__Exercise__: Rewrite every line of each item below as a numbered list, omitting any blank lines.

(Element placement data)
=======

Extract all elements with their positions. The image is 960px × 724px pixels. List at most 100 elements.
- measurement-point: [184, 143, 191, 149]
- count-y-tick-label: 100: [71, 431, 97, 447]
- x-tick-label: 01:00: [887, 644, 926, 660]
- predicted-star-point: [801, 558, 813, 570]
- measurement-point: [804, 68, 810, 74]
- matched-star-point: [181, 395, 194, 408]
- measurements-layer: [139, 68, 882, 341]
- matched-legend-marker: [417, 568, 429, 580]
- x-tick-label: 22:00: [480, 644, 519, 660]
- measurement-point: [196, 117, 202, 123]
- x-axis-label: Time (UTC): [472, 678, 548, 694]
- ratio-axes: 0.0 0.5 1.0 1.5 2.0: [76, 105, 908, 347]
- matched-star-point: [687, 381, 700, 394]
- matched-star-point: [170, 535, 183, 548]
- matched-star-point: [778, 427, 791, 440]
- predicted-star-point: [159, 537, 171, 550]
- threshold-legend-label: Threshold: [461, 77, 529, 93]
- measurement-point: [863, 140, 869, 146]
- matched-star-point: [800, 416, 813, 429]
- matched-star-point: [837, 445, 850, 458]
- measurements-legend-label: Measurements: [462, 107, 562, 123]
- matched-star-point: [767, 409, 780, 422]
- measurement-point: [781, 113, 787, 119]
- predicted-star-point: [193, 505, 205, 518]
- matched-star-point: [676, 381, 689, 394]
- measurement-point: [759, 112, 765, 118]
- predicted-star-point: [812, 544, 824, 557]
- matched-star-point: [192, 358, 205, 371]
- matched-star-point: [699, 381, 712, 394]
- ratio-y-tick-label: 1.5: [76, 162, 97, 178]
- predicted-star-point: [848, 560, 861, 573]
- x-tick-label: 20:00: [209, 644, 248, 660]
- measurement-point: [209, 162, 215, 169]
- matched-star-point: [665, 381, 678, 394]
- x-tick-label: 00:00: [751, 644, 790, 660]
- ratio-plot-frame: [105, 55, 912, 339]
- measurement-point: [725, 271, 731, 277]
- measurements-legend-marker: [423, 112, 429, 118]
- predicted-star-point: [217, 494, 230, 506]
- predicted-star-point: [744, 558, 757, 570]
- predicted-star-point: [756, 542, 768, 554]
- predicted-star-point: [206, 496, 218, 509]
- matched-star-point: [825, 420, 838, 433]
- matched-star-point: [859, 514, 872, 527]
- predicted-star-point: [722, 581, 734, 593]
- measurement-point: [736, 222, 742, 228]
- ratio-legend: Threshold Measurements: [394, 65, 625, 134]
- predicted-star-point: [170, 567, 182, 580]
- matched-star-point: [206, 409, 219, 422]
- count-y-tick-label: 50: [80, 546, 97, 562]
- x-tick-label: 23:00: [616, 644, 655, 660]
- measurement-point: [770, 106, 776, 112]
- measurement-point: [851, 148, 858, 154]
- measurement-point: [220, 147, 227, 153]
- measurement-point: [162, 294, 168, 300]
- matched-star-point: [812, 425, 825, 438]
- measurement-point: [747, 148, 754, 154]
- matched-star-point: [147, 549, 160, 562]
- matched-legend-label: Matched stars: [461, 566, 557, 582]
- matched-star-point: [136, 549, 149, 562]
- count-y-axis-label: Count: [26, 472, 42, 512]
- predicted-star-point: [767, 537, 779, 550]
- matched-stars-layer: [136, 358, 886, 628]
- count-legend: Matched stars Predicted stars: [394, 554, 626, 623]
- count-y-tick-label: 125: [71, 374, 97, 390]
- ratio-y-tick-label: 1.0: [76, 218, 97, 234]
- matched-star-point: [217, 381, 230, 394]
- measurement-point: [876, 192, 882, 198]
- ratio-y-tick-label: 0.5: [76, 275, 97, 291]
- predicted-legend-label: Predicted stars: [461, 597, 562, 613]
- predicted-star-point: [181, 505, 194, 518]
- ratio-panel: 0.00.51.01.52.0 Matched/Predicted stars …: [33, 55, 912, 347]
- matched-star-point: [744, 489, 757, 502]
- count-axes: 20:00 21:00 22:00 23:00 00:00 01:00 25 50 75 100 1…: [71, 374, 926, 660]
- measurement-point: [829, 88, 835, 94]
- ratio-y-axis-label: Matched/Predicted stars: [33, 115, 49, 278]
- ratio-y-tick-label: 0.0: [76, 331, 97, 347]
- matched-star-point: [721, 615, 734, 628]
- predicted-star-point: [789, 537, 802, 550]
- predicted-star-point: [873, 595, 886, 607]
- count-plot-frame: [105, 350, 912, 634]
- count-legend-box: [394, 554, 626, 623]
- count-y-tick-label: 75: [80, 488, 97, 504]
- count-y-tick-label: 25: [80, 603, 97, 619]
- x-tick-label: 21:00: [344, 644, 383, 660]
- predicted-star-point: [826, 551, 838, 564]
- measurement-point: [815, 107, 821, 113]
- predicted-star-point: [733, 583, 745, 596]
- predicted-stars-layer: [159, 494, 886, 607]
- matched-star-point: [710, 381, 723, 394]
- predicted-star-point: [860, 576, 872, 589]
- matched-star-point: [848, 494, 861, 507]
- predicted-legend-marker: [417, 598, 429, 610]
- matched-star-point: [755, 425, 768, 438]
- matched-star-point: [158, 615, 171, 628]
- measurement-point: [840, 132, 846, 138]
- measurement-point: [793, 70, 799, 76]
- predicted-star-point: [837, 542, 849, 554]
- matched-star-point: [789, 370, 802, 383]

=======

__Solution to the exercise__:
1. Extract all elements with their positions. The image is 960px × 724px pixels. List at most 100 elements.
2. - measurement-point: [184, 143, 191, 149]
3. - count-y-tick-label: 100: [71, 431, 97, 447]
4. - x-tick-label: 01:00: [887, 644, 926, 660]
5. - predicted-star-point: [801, 558, 813, 570]
6. - measurement-point: [804, 68, 810, 74]
7. - matched-star-point: [181, 395, 194, 408]
8. - measurements-layer: [139, 68, 882, 341]
9. - matched-legend-marker: [417, 568, 429, 580]
10. - x-tick-label: 22:00: [480, 644, 519, 660]
11. - measurement-point: [196, 117, 202, 123]
12. - x-axis-label: Time (UTC): [472, 678, 548, 694]
13. - ratio-axes: 0.0 0.5 1.0 1.5 2.0: [76, 105, 908, 347]
14. - matched-star-point: [687, 381, 700, 394]
15. - matched-star-point: [170, 535, 183, 548]
16. - matched-star-point: [778, 427, 791, 440]
17. - predicted-star-point: [159, 537, 171, 550]
18. - threshold-legend-label: Threshold: [461, 77, 529, 93]
19. - measurement-point: [863, 140, 869, 146]
20. - matched-star-point: [800, 416, 813, 429]
21. - matched-star-point: [837, 445, 850, 458]
22. - measurements-legend-label: Measurements: [462, 107, 562, 123]
23. - matched-star-point: [767, 409, 780, 422]
24. - measurement-point: [781, 113, 787, 119]
25. - predicted-star-point: [193, 505, 205, 518]
26. - matched-star-point: [676, 381, 689, 394]
27. - measurement-point: [759, 112, 765, 118]
28. - predicted-star-point: [812, 544, 824, 557]
29. - matched-star-point: [192, 358, 205, 371]
30. - matched-star-point: [699, 381, 712, 394]
31. - ratio-y-tick-label: 1.5: [76, 162, 97, 178]
32. - predicted-star-point: [848, 560, 861, 573]
33. - x-tick-label: 20:00: [209, 644, 248, 660]
34. - measurement-point: [209, 162, 215, 169]
35. - matched-star-point: [665, 381, 678, 394]
36. - x-tick-label: 00:00: [751, 644, 790, 660]
37. - ratio-plot-frame: [105, 55, 912, 339]
38. - measurement-point: [725, 271, 731, 277]
39. - measurements-legend-marker: [423, 112, 429, 118]
40. - predicted-star-point: [217, 494, 230, 506]
41. - predicted-star-point: [744, 558, 757, 570]
42. - predicted-star-point: [756, 542, 768, 554]
43. - predicted-star-point: [206, 496, 218, 509]
44. - matched-star-point: [825, 420, 838, 433]
45. - matched-star-point: [859, 514, 872, 527]
46. - predicted-star-point: [722, 581, 734, 593]
47. - measurement-point: [736, 222, 742, 228]
48. - ratio-legend: Threshold Measurements: [394, 65, 625, 134]
49. - predicted-star-point: [170, 567, 182, 580]
50. - matched-star-point: [206, 409, 219, 422]
51. - count-y-tick-label: 50: [80, 546, 97, 562]
52. - x-tick-label: 23:00: [616, 644, 655, 660]
53. - measurement-point: [770, 106, 776, 112]
54. - measurement-point: [851, 148, 858, 154]
55. - measurement-point: [220, 147, 227, 153]
56. - measurement-point: [162, 294, 168, 300]
57. - matched-star-point: [812, 425, 825, 438]
58. - measurement-point: [747, 148, 754, 154]
59. - matched-star-point: [147, 549, 160, 562]
60. - matched-legend-label: Matched stars: [461, 566, 557, 582]
61. - matched-star-point: [136, 549, 149, 562]
62. - count-y-axis-label: Count: [26, 472, 42, 512]
63. - predicted-star-point: [767, 537, 779, 550]
64. - matched-stars-layer: [136, 358, 886, 628]
65. - count-legend: Matched stars Predicted stars: [394, 554, 626, 623]
66. - count-y-tick-label: 125: [71, 374, 97, 390]
67. - ratio-y-tick-label: 1.0: [76, 218, 97, 234]
68. - matched-star-point: [217, 381, 230, 394]
69. - measurement-point: [876, 192, 882, 198]
70. - ratio-y-tick-label: 0.5: [76, 275, 97, 291]
71. - predicted-legend-label: Predicted stars: [461, 597, 562, 613]
72. - predicted-star-point: [181, 505, 194, 518]
73. - ratio-panel: 0.00.51.01.52.0 Matched/Predicted stars …: [33, 55, 912, 347]
74. - matched-star-point: [744, 489, 757, 502]
75. - count-axes: 20:00 21:00 22:00 23:00 00:00 01:00 25 50 75 100 1…: [71, 374, 926, 660]
76. - measurement-point: [829, 88, 835, 94]
77. - ratio-y-axis-label: Matched/Predicted stars: [33, 115, 49, 278]
78. - ratio-y-tick-label: 0.0: [76, 331, 97, 347]
79. - matched-star-point: [721, 615, 734, 628]
80. - predicted-star-point: [789, 537, 802, 550]
81. - predicted-star-point: [873, 595, 886, 607]
82. - count-plot-frame: [105, 350, 912, 634]
83. - count-legend-box: [394, 554, 626, 623]
84. - count-y-tick-label: 75: [80, 488, 97, 504]
85. - count-y-tick-label: 25: [80, 603, 97, 619]
86. - x-tick-label: 21:00: [344, 644, 383, 660]
87. - predicted-star-point: [826, 551, 838, 564]
88. - measurement-point: [815, 107, 821, 113]
89. - predicted-star-point: [733, 583, 745, 596]
90. - predicted-stars-layer: [159, 494, 886, 607]
91. - matched-star-point: [710, 381, 723, 394]
92. - predicted-star-point: [860, 576, 872, 589]
93. - matched-star-point: [848, 494, 861, 507]
94. - predicted-legend-marker: [417, 598, 429, 610]
95. - matched-star-point: [755, 425, 768, 438]
96. - matched-star-point: [158, 615, 171, 628]
97. - measurement-point: [840, 132, 846, 138]
98. - measurement-point: [793, 70, 799, 76]
99. - predicted-star-point: [837, 542, 849, 554]
100. - matched-star-point: [789, 370, 802, 383]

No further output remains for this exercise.